= What you are asked to do =
Reproduce all the lines exactly as they stand, apart from the pictures.

= Input material =

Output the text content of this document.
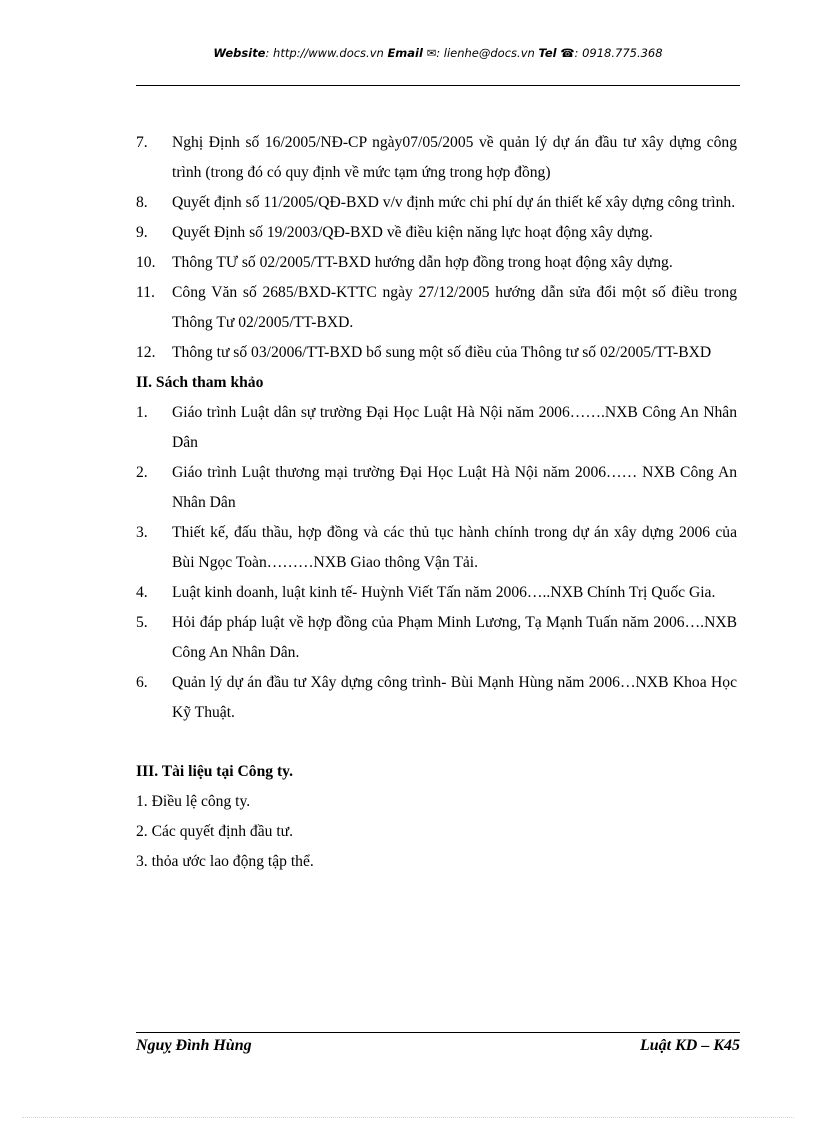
Website: http://www.docs.vn Email ✉: lienhe@docs.vn Tel ☎: 0918.775.368
7. Nghị Định số 16/2005/NĐ-CP ngày07/05/2005 về quản lý dự án đầu tư xây dựng công trình (trong đó có quy định về mức tạm ứng trong hợp đồng)
8. Quyết định số 11/2005/QĐ-BXD v/v định mức chi phí dự án thiết kế xây dựng công trình.
9. Quyết Định số 19/2003/QĐ-BXD về điều kiện năng lực hoạt động xây dựng.
10. Thông TƯ số 02/2005/TT-BXD hướng dẫn hợp đồng trong hoạt động xây dựng.
11. Công Văn số 2685/BXD-KTTC ngày 27/12/2005 hướng dẫn sửa đổi một số điều trong Thông Tư 02/2005/TT-BXD.
12. Thông tư số 03/2006/TT-BXD bổ sung một số điều của Thông tư số 02/2005/TT-BXD
II. Sách tham khảo
1. Giáo trình Luật dân sự trường Đại Học Luật Hà Nội năm 2006…….NXB Công An Nhân Dân
2. Giáo trình Luật thương mại trường Đại Học Luật Hà Nội năm 2006…… NXB Công An Nhân Dân
3. Thiết kế, đấu thầu, hợp đồng và các thủ tục hành chính trong dự án xây dựng 2006 của Bùi Ngọc Toàn………NXB Giao thông Vận Tải.
4. Luật kinh doanh, luật kinh tế- Huỳnh Viết Tấn năm 2006…..NXB Chính Trị Quốc Gia.
5. Hỏi đáp pháp luật về hợp đồng của Phạm Minh Lương, Tạ Mạnh Tuấn năm 2006….NXB Công An Nhân Dân.
6. Quản lý dự án đầu tư Xây dựng công trình- Bùi Mạnh Hùng năm 2006…NXB Khoa Học Kỹ Thuật.
III. Tài liệu tại Công ty.
1. Điều lệ công ty.
2. Các quyết định đầu tư.
3. thỏa ước lao động tập thể.
Nguỵ Đình Hùng	Luật KD – K45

= Exercise output =
Output the text content of this document.
Website: http://www.docs.vn Email ✉: lienhe@docs.vn Tel ☎: 0918.775.368
7. Nghị Định số 16/2005/NĐ-CP ngày07/05/2005 về quản lý dự án đầu tư xây dựng công trình (trong đó có quy định về mức tạm ứng trong hợp đồng)
8. Quyết định số 11/2005/QĐ-BXD v/v định mức chi phí dự án thiết kế xây dựng công trình.
9. Quyết Định số 19/2003/QĐ-BXD về điều kiện năng lực hoạt động xây dựng.
10. Thông TƯ số 02/2005/TT-BXD hướng dẫn hợp đồng trong hoạt động xây dựng.
11. Công Văn số 2685/BXD-KTTC ngày 27/12/2005 hướng dẫn sửa đổi một số điều trong Thông Tư 02/2005/TT-BXD.
12. Thông tư số 03/2006/TT-BXD bổ sung một số điều của Thông tư số 02/2005/TT-BXD
II. Sách tham khảo
1. Giáo trình Luật dân sự trường Đại Học Luật Hà Nội năm 2006…….NXB Công An Nhân Dân
2. Giáo trình Luật thương mại trường Đại Học Luật Hà Nội năm 2006…… NXB Công An Nhân Dân
3. Thiết kế, đấu thầu, hợp đồng và các thủ tục hành chính trong dự án xây dựng 2006 của Bùi Ngọc Toàn………NXB Giao thông Vận Tải.
4. Luật kinh doanh, luật kinh tế- Huỳnh Viết Tấn năm 2006…..NXB Chính Trị Quốc Gia.
5. Hỏi đáp pháp luật về hợp đồng của Phạm Minh Lương, Tạ Mạnh Tuấn năm 2006….NXB Công An Nhân Dân.
6. Quản lý dự án đầu tư Xây dựng công trình- Bùi Mạnh Hùng năm 2006…NXB Khoa Học Kỹ Thuật.
III. Tài liệu tại Công ty.
1. Điều lệ công ty.
2. Các quyết định đầu tư.
3. thỏa ước lao động tập thể.
Nguỵ Đình Hùng	Luật KD – K45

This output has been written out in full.